# [Material for this task]
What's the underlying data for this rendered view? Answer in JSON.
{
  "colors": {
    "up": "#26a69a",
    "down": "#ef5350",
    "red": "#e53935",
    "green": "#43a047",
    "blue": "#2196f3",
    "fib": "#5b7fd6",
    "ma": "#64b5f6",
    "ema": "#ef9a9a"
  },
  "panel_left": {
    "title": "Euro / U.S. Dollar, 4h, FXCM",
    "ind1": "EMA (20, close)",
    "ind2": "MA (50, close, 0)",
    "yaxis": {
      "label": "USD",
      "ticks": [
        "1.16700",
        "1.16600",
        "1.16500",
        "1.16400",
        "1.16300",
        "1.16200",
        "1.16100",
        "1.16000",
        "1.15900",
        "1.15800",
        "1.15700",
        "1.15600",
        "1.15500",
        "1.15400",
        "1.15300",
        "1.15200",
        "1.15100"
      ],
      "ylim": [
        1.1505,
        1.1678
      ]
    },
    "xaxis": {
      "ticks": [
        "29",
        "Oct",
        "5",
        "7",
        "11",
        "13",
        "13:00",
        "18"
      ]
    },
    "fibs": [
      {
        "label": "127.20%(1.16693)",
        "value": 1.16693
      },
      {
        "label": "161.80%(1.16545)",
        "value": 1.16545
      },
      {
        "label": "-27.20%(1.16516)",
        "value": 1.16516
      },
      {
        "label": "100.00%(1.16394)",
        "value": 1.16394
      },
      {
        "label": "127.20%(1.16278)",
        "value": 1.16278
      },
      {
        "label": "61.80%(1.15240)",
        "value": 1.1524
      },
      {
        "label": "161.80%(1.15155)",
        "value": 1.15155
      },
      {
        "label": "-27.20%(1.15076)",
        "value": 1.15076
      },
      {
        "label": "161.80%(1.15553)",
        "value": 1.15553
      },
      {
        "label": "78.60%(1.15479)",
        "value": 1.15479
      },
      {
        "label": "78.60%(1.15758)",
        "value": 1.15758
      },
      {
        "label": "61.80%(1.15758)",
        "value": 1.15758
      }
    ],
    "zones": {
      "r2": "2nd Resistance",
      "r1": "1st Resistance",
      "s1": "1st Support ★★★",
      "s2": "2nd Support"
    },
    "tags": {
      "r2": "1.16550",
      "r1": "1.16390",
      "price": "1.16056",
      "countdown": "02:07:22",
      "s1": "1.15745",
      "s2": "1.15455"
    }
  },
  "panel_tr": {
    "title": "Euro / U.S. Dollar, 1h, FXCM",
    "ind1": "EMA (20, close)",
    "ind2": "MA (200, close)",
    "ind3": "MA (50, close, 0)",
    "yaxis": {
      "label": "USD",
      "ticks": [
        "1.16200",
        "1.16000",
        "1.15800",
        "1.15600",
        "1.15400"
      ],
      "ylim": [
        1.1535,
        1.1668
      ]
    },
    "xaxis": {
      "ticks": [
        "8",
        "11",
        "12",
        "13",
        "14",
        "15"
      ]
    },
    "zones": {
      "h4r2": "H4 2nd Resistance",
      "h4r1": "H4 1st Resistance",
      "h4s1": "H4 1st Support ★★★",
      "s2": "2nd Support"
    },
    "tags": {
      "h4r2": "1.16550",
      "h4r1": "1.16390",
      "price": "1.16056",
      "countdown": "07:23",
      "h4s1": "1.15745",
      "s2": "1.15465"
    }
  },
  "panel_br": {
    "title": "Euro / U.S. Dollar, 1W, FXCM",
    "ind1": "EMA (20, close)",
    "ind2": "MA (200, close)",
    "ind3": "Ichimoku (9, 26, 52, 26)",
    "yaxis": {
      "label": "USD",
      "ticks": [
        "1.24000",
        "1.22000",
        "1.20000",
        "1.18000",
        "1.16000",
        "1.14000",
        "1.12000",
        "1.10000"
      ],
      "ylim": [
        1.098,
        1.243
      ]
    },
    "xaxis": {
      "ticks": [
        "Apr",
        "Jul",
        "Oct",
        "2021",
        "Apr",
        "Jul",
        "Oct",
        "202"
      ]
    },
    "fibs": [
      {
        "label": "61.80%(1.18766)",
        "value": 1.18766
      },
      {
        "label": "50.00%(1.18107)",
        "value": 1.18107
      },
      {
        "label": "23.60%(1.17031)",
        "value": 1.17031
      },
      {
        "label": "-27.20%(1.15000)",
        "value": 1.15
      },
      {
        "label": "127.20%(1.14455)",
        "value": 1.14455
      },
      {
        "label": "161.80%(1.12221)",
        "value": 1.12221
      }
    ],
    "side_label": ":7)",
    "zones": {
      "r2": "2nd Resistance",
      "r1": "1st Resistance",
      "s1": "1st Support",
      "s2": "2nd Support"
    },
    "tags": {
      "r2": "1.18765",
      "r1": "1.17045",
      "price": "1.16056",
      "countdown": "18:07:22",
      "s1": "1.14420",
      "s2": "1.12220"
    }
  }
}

# [Problem details]
Copy all of the data exactly.

# [Correct answer]
What's the underlying data for this rendered view? Answer in JSON.
{
  "colors": {
    "up": "#26a69a",
    "down": "#ef5350",
    "red": "#e53935",
    "green": "#43a047",
    "blue": "#2196f3",
    "fib": "#5b7fd6",
    "ma": "#64b5f6",
    "ema": "#ef9a9a"
  },
  "panel_left": {
    "title": "Euro / U.S. Dollar, 4h, FXCM",
    "ind1": "EMA (20, close)",
    "ind2": "MA (50, close, 0)",
    "yaxis": {
      "label": "USD",
      "ticks": [
        "1.16700",
        "1.16600",
        "1.16500",
        "1.16400",
        "1.16300",
        "1.16200",
        "1.16100",
        "1.16000",
        "1.15900",
        "1.15800",
        "1.15700",
        "1.15600",
        "1.15500",
        "1.15400",
        "1.15300",
        "1.15200",
        "1.15100"
      ],
      "ylim": [
        1.1505,
        1.1678
      ]
    },
    "xaxis": {
      "ticks": [
        "29",
        "Oct",
        "5",
        "7",
        "11",
        "13",
        "13:00",
        "18"
      ]
    },
    "fibs": [
      {
        "label": "127.20%(1.16693)",
        "value": 1.16693
      },
      {
        "label": "161.80%(1.16545)",
        "value": 1.16545
      },
      {
        "label": "-27.20%(1.16516)",
        "value": 1.16516
      },
      {
        "label": "100.00%(1.16394)",
        "value": 1.16394
      },
      {
        "label": "127.20%(1.16278)",
        "value": 1.16278
      },
      {
        "label": "61.80%(1.15240)",
        "value": 1.1524
      },
      {
        "label": "161.80%(1.15155)",
        "value": 1.15155
      },
      {
        "label": "-27.20%(1.15076)",
        "value": 1.15076
      },
      {
        "label": "161.80%(1.15553)",
        "value": 1.15553
      },
      {
        "label": "78.60%(1.15479)",
        "value": 1.15479
      },
      {
        "label": "78.60%(1.15758)",
        "value": 1.15758
      },
      {
        "label": "61.80%(1.15758)",
        "value": 1.15758
      }
    ],
    "zones": {
      "r2": "2nd Resistance",
      "r1": "1st Resistance",
      "s1": "1st Support ★★★",
      "s2": "2nd Support"
    },
    "tags": {
      "r2": "1.16550",
      "r1": "1.16390",
      "price": "1.16056",
      "countdown": "02:07:22",
      "s1": "1.15745",
      "s2": "1.15455"
    }
  },
  "panel_tr": {
    "title": "Euro / U.S. Dollar, 1h, FXCM",
    "ind1": "EMA (20, close)",
    "ind2": "MA (200, close)",
    "ind3": "MA (50, close, 0)",
    "yaxis": {
      "label": "USD",
      "ticks": [
        "1.16200",
        "1.16000",
        "1.15800",
        "1.15600",
        "1.15400"
      ],
      "ylim": [
        1.1535,
        1.1668
      ]
    },
    "xaxis": {
      "ticks": [
        "8",
        "11",
        "12",
        "13",
        "14",
        "15"
      ]
    },
    "zones": {
      "h4r2": "H4 2nd Resistance",
      "h4r1": "H4 1st Resistance",
      "h4s1": "H4 1st Support ★★★",
      "s2": "2nd Support"
    },
    "tags": {
      "h4r2": "1.16550",
      "h4r1": "1.16390",
      "price": "1.16056",
      "countdown": "07:23",
      "h4s1": "1.15745",
      "s2": "1.15465"
    }
  },
  "panel_br": {
    "title": "Euro / U.S. Dollar, 1W, FXCM",
    "ind1": "EMA (20, close)",
    "ind2": "MA (200, close)",
    "ind3": "Ichimoku (9, 26, 52, 26)",
    "yaxis": {
      "label": "USD",
      "ticks": [
        "1.24000",
        "1.22000",
        "1.20000",
        "1.18000",
        "1.16000",
        "1.14000",
        "1.12000",
        "1.10000"
      ],
      "ylim": [
        1.098,
        1.243
      ]
    },
    "xaxis": {
      "ticks": [
        "Apr",
        "Jul",
        "Oct",
        "2021",
        "Apr",
        "Jul",
        "Oct",
        "202"
      ]
    },
    "fibs": [
      {
        "label": "61.80%(1.18766)",
        "value": 1.18766
      },
      {
        "label": "50.00%(1.18107)",
        "value": 1.18107
      },
      {
        "label": "23.60%(1.17031)",
        "value": 1.17031
      },
      {
        "label": "-27.20%(1.15000)",
        "value": 1.15
      },
      {
        "label": "127.20%(1.14455)",
        "value": 1.14455
      },
      {
        "label": "161.80%(1.12221)",
        "value": 1.12221
      }
    ],
    "side_label": ":7)",
    "zones": {
      "r2": "2nd Resistance",
      "r1": "1st Resistance",
      "s1": "1st Support",
      "s2": "2nd Support"
    },
    "tags": {
      "r2": "1.18765",
      "r1": "1.17045",
      "price": "1.16056",
      "countdown": "18:07:22",
      "s1": "1.14420",
      "s2": "1.12220"
    }
  }
}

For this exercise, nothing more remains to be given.